→ **TASK DESCRIPTION**:
Write out every entry exactly as it appears.

→ **DATASET ENTRIES**:
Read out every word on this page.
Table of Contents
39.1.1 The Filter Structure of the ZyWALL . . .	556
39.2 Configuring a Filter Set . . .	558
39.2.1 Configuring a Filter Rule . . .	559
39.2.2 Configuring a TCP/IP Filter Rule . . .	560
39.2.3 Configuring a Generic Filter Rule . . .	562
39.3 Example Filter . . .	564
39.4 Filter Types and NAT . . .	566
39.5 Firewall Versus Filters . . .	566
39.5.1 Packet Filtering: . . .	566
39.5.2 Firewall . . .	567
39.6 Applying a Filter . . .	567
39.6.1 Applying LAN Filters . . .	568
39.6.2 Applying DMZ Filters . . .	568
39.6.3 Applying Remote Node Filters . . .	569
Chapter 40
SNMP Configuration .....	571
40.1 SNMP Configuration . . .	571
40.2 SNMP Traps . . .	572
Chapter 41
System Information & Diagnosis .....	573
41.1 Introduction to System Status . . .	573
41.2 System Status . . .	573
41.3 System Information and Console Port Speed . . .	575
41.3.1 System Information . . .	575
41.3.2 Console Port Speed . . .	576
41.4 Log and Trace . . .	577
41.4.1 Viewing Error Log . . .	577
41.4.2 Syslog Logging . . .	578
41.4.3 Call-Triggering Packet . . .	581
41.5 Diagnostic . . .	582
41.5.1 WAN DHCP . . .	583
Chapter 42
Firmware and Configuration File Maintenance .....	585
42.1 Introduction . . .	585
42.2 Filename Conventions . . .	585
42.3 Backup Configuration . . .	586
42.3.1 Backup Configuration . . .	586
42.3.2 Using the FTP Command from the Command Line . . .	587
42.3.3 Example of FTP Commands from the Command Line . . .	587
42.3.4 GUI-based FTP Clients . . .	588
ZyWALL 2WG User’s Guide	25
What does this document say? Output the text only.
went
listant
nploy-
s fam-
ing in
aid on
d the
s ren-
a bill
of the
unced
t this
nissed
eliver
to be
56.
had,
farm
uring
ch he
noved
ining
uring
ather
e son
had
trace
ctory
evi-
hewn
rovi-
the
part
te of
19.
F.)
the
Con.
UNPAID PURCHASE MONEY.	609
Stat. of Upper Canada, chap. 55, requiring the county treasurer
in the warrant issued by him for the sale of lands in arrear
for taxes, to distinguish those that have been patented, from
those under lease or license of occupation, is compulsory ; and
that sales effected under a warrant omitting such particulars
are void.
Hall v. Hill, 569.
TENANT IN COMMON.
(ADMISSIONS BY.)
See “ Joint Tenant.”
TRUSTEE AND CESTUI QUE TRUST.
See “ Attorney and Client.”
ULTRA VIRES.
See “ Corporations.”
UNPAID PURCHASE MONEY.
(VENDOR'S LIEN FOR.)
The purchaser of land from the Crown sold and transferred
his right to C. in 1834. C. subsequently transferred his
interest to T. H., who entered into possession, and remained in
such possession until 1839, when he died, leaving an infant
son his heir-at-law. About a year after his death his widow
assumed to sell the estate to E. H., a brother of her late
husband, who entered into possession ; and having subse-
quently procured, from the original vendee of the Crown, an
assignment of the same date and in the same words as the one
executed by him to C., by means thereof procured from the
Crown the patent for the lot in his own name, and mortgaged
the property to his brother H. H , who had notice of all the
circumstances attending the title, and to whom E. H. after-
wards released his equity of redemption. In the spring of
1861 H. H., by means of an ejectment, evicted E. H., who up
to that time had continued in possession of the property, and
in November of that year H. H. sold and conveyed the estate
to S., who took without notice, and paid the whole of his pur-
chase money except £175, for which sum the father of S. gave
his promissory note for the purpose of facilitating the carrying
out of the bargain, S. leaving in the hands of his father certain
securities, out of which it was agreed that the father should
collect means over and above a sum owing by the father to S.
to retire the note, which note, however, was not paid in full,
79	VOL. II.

→ **CORRECT RESULT**:
Read out every word on this page.
Table of Contents
39.1.1 The Filter Structure of the ZyWALL . . .	556
39.2 Configuring a Filter Set . . .	558
39.2.1 Configuring a Filter Rule . . .	559
39.2.2 Configuring a TCP/IP Filter Rule . . .	560
39.2.3 Configuring a Generic Filter Rule . . .	562
39.3 Example Filter . . .	564
39.4 Filter Types and NAT . . .	566
39.5 Firewall Versus Filters . . .	566
39.5.1 Packet Filtering: . . .	566
39.5.2 Firewall . . .	567
39.6 Applying a Filter . . .	567
39.6.1 Applying LAN Filters . . .	568
39.6.2 Applying DMZ Filters . . .	568
39.6.3 Applying Remote Node Filters . . .	569
Chapter 40
SNMP Configuration .....	571
40.1 SNMP Configuration . . .	571
40.2 SNMP Traps . . .	572
Chapter 41
System Information & Diagnosis .....	573
41.1 Introduction to System Status . . .	573
41.2 System Status . . .	573
41.3 System Information and Console Port Speed . . .	575
41.3.1 System Information . . .	575
41.3.2 Console Port Speed . . .	576
41.4 Log and Trace . . .	577
41.4.1 Viewing Error Log . . .	577
41.4.2 Syslog Logging . . .	578
41.4.3 Call-Triggering Packet . . .	581
41.5 Diagnostic . . .	582
41.5.1 WAN DHCP . . .	583
Chapter 42
Firmware and Configuration File Maintenance .....	585
42.1 Introduction . . .	585
42.2 Filename Conventions . . .	585
42.3 Backup Configuration . . .	586
42.3.1 Backup Configuration . . .	586
42.3.2 Using the FTP Command from the Command Line . . .	587
42.3.3 Example of FTP Commands from the Command Line . . .	587
42.3.4 GUI-based FTP Clients . . .	588
ZyWALL 2WG User’s Guide	25
What does this document say? Output the text only.
went
listant
nploy-
s fam-
ing in
aid on
d the
s ren-
a bill
of the
unced
t this
nissed
eliver
to be
56.
had,
farm
uring
ch he
noved
ining
uring
ather
e son
had
trace
ctory
evi-
hewn
rovi-
the
part
te of
19.
F.)
the
Con.
UNPAID PURCHASE MONEY.	609
Stat. of Upper Canada, chap. 55, requiring the county treasurer
in the warrant issued by him for the sale of lands in arrear
for taxes, to distinguish those that have been patented, from
those under lease or license of occupation, is compulsory ; and
that sales effected under a warrant omitting such particulars
are void.
Hall v. Hill, 569.
TENANT IN COMMON.
(ADMISSIONS BY.)
See “ Joint Tenant.”
TRUSTEE AND CESTUI QUE TRUST.
See “ Attorney and Client.”
ULTRA VIRES.
See “ Corporations.”
UNPAID PURCHASE MONEY.
(VENDOR'S LIEN FOR.)
The purchaser of land from the Crown sold and transferred
his right to C. in 1834. C. subsequently transferred his
interest to T. H., who entered into possession, and remained in
such possession until 1839, when he died, leaving an infant
son his heir-at-law. About a year after his death his widow
assumed to sell the estate to E. H., a brother of her late
husband, who entered into possession ; and having subse-
quently procured, from the original vendee of the Crown, an
assignment of the same date and in the same words as the one
executed by him to C., by means thereof procured from the
Crown the patent for the lot in his own name, and mortgaged
the property to his brother H. H , who had notice of all the
circumstances attending the title, and to whom E. H. after-
wards released his equity of redemption. In the spring of
1861 H. H., by means of an ejectment, evicted E. H., who up
to that time had continued in possession of the property, and
in November of that year H. H. sold and conveyed the estate
to S., who took without notice, and paid the whole of his pur-
chase money except £175, for which sum the father of S. gave
his promissory note for the purpose of facilitating the carrying
out of the bargain, S. leaving in the hands of his father certain
securities, out of which it was agreed that the father should
collect means over and above a sum owing by the father to S.
to retire the note, which note, however, was not paid in full,
79	VOL. II.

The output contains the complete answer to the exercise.